Task goal: Do not include the pictures; repeat the rest of the data exactly.

Given records:
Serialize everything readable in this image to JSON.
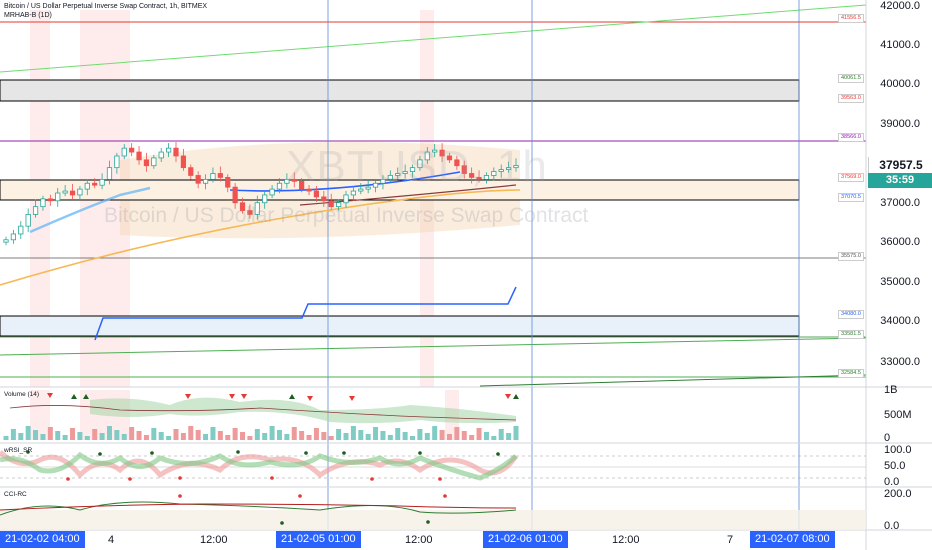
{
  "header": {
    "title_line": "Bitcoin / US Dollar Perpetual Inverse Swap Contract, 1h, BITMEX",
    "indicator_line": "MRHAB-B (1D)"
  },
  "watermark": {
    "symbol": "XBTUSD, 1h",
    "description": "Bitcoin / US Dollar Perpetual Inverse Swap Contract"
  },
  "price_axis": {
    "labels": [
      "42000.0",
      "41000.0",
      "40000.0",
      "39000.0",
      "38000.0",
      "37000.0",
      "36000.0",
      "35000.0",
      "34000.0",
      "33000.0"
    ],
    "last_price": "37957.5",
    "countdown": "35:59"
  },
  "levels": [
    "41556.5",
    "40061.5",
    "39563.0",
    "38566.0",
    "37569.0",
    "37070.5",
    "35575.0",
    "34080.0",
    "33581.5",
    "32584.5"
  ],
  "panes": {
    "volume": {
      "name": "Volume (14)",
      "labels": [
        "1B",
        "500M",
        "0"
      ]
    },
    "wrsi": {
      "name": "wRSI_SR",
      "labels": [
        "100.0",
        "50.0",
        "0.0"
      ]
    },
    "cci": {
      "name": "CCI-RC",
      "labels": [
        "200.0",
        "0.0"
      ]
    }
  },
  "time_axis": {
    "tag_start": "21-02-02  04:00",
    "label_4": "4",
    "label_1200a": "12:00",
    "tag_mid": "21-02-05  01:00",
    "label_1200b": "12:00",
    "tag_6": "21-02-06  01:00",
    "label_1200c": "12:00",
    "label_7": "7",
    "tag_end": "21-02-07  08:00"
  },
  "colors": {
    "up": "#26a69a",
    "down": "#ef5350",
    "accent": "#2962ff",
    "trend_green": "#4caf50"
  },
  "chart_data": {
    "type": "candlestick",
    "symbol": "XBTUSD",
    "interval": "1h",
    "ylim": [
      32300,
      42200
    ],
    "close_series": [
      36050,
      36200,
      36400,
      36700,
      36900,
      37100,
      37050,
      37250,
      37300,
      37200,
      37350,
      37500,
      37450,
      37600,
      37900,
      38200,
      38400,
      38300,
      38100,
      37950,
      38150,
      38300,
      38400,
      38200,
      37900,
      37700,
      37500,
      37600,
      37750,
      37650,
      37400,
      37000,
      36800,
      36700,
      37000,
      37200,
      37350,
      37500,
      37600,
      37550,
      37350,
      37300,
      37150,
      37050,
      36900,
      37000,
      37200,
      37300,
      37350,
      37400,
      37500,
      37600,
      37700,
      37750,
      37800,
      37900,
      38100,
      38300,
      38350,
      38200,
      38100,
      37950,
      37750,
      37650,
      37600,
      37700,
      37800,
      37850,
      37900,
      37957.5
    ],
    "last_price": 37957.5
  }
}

Exercise solution:
Serialize everything readable in this image to JSON.
{
  "header": {
    "title_line": "Bitcoin / US Dollar Perpetual Inverse Swap Contract, 1h, BITMEX",
    "indicator_line": "MRHAB-B (1D)"
  },
  "watermark": {
    "symbol": "XBTUSD, 1h",
    "description": "Bitcoin / US Dollar Perpetual Inverse Swap Contract"
  },
  "price_axis": {
    "labels": [
      "42000.0",
      "41000.0",
      "40000.0",
      "39000.0",
      "38000.0",
      "37000.0",
      "36000.0",
      "35000.0",
      "34000.0",
      "33000.0"
    ],
    "last_price": "37957.5",
    "countdown": "35:59"
  },
  "levels": [
    "41556.5",
    "40061.5",
    "39563.0",
    "38566.0",
    "37569.0",
    "37070.5",
    "35575.0",
    "34080.0",
    "33581.5",
    "32584.5"
  ],
  "panes": {
    "volume": {
      "name": "Volume (14)",
      "labels": [
        "1B",
        "500M",
        "0"
      ]
    },
    "wrsi": {
      "name": "wRSI_SR",
      "labels": [
        "100.0",
        "50.0",
        "0.0"
      ]
    },
    "cci": {
      "name": "CCI-RC",
      "labels": [
        "200.0",
        "0.0"
      ]
    }
  },
  "time_axis": {
    "tag_start": "21-02-02  04:00",
    "label_4": "4",
    "label_1200a": "12:00",
    "tag_mid": "21-02-05  01:00",
    "label_1200b": "12:00",
    "tag_6": "21-02-06  01:00",
    "label_1200c": "12:00",
    "label_7": "7",
    "tag_end": "21-02-07  08:00"
  },
  "colors": {
    "up": "#26a69a",
    "down": "#ef5350",
    "accent": "#2962ff",
    "trend_green": "#4caf50"
  },
  "chart_data": {
    "type": "candlestick",
    "symbol": "XBTUSD",
    "interval": "1h",
    "ylim": [
      32300,
      42200
    ],
    "close_series": [
      36050,
      36200,
      36400,
      36700,
      36900,
      37100,
      37050,
      37250,
      37300,
      37200,
      37350,
      37500,
      37450,
      37600,
      37900,
      38200,
      38400,
      38300,
      38100,
      37950,
      38150,
      38300,
      38400,
      38200,
      37900,
      37700,
      37500,
      37600,
      37750,
      37650,
      37400,
      37000,
      36800,
      36700,
      37000,
      37200,
      37350,
      37500,
      37600,
      37550,
      37350,
      37300,
      37150,
      37050,
      36900,
      37000,
      37200,
      37300,
      37350,
      37400,
      37500,
      37600,
      37700,
      37750,
      37800,
      37900,
      38100,
      38300,
      38350,
      38200,
      38100,
      37950,
      37750,
      37650,
      37600,
      37700,
      37800,
      37850,
      37900,
      37957.5
    ],
    "last_price": 37957.5
  }
}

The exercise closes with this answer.